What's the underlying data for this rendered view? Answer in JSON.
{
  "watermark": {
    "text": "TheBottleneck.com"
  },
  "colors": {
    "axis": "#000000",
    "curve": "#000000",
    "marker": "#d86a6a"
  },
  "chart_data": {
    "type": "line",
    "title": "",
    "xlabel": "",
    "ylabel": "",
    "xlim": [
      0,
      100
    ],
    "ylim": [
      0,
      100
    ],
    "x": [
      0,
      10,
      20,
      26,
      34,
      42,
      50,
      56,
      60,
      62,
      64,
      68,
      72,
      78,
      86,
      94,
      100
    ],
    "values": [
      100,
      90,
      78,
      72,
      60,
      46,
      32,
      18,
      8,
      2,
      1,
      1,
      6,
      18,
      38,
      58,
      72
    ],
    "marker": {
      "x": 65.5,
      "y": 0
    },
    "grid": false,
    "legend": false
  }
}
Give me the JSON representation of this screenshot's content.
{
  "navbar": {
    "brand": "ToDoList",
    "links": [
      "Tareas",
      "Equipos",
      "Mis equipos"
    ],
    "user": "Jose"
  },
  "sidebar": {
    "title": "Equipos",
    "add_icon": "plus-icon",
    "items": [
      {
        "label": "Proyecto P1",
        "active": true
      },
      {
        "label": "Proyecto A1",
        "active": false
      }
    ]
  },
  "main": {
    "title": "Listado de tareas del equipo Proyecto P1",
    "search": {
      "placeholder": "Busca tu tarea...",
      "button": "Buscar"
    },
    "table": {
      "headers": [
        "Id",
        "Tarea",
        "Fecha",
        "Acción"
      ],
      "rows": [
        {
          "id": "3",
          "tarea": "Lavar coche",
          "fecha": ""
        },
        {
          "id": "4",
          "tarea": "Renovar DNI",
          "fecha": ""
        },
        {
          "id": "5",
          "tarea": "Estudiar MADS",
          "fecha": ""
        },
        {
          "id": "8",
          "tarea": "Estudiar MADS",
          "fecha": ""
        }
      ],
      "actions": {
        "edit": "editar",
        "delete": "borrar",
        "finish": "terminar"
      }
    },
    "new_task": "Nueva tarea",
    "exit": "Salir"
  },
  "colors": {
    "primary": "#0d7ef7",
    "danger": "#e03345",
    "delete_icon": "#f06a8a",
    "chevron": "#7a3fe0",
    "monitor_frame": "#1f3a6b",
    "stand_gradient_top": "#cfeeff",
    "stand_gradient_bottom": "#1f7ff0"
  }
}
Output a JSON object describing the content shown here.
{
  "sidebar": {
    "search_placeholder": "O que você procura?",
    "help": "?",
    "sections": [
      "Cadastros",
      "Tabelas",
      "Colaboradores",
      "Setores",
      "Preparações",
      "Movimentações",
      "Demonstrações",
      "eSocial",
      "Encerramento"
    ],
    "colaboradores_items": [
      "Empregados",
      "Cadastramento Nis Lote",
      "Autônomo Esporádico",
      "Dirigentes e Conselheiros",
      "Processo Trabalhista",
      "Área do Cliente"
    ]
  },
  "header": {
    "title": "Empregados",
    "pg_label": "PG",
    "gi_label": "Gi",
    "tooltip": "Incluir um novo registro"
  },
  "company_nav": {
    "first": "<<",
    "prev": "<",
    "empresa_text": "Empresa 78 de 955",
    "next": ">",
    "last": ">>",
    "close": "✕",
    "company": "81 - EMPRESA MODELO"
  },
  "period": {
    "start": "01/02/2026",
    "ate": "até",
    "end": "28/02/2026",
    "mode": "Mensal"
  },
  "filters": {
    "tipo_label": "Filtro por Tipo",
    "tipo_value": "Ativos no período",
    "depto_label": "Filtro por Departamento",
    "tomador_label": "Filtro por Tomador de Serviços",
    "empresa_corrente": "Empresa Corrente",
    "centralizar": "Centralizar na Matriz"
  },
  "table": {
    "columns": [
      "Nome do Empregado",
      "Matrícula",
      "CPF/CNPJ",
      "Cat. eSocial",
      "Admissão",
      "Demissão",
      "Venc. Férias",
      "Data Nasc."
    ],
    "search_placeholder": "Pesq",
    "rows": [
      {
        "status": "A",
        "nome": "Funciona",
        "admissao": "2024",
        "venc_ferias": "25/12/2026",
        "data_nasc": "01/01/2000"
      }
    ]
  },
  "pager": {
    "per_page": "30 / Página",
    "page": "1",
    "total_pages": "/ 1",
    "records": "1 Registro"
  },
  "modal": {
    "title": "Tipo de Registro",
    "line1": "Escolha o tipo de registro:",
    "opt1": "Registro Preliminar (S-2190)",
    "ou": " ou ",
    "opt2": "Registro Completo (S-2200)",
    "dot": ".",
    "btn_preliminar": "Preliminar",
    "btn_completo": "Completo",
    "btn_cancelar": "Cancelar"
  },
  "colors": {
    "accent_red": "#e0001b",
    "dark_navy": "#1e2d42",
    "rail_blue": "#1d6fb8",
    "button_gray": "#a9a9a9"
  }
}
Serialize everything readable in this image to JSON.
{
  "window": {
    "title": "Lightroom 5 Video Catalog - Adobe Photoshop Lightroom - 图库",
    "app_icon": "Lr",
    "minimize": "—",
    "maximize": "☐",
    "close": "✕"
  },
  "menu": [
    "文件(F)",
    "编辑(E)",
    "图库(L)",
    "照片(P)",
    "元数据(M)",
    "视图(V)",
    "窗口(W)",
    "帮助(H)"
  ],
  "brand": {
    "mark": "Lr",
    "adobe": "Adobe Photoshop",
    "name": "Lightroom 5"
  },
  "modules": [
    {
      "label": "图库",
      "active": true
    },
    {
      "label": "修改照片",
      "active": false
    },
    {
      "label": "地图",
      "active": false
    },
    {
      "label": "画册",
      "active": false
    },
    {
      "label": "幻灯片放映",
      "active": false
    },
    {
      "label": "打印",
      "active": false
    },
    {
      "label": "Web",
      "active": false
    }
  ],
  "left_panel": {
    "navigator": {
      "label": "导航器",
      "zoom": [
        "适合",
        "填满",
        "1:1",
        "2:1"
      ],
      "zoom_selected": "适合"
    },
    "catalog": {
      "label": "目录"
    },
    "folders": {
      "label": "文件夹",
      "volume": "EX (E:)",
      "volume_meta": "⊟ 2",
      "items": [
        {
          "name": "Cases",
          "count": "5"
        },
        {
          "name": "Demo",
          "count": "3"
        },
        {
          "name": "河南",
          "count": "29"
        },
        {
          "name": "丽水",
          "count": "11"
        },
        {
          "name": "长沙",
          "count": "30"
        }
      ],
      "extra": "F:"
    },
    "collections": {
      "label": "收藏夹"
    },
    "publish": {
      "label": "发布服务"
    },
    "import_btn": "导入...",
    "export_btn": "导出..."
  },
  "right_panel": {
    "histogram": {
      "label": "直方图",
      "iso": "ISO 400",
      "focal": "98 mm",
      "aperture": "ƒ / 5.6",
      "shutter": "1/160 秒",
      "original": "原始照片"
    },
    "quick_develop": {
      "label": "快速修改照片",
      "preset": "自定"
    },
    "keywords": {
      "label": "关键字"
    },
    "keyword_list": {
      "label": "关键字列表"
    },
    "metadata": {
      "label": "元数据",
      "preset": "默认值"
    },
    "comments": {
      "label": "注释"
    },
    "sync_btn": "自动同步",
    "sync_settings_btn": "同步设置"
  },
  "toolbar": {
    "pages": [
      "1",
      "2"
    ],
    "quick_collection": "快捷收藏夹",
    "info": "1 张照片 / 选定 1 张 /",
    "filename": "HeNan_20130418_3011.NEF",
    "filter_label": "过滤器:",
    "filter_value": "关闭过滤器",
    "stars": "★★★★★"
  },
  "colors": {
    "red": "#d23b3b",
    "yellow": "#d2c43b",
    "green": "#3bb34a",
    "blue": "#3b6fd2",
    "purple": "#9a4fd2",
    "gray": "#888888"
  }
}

□ □ □ □

_Exercise:_ In the records above, how many lines include the string "title"? Answer with only the number.

_Final result:_ 6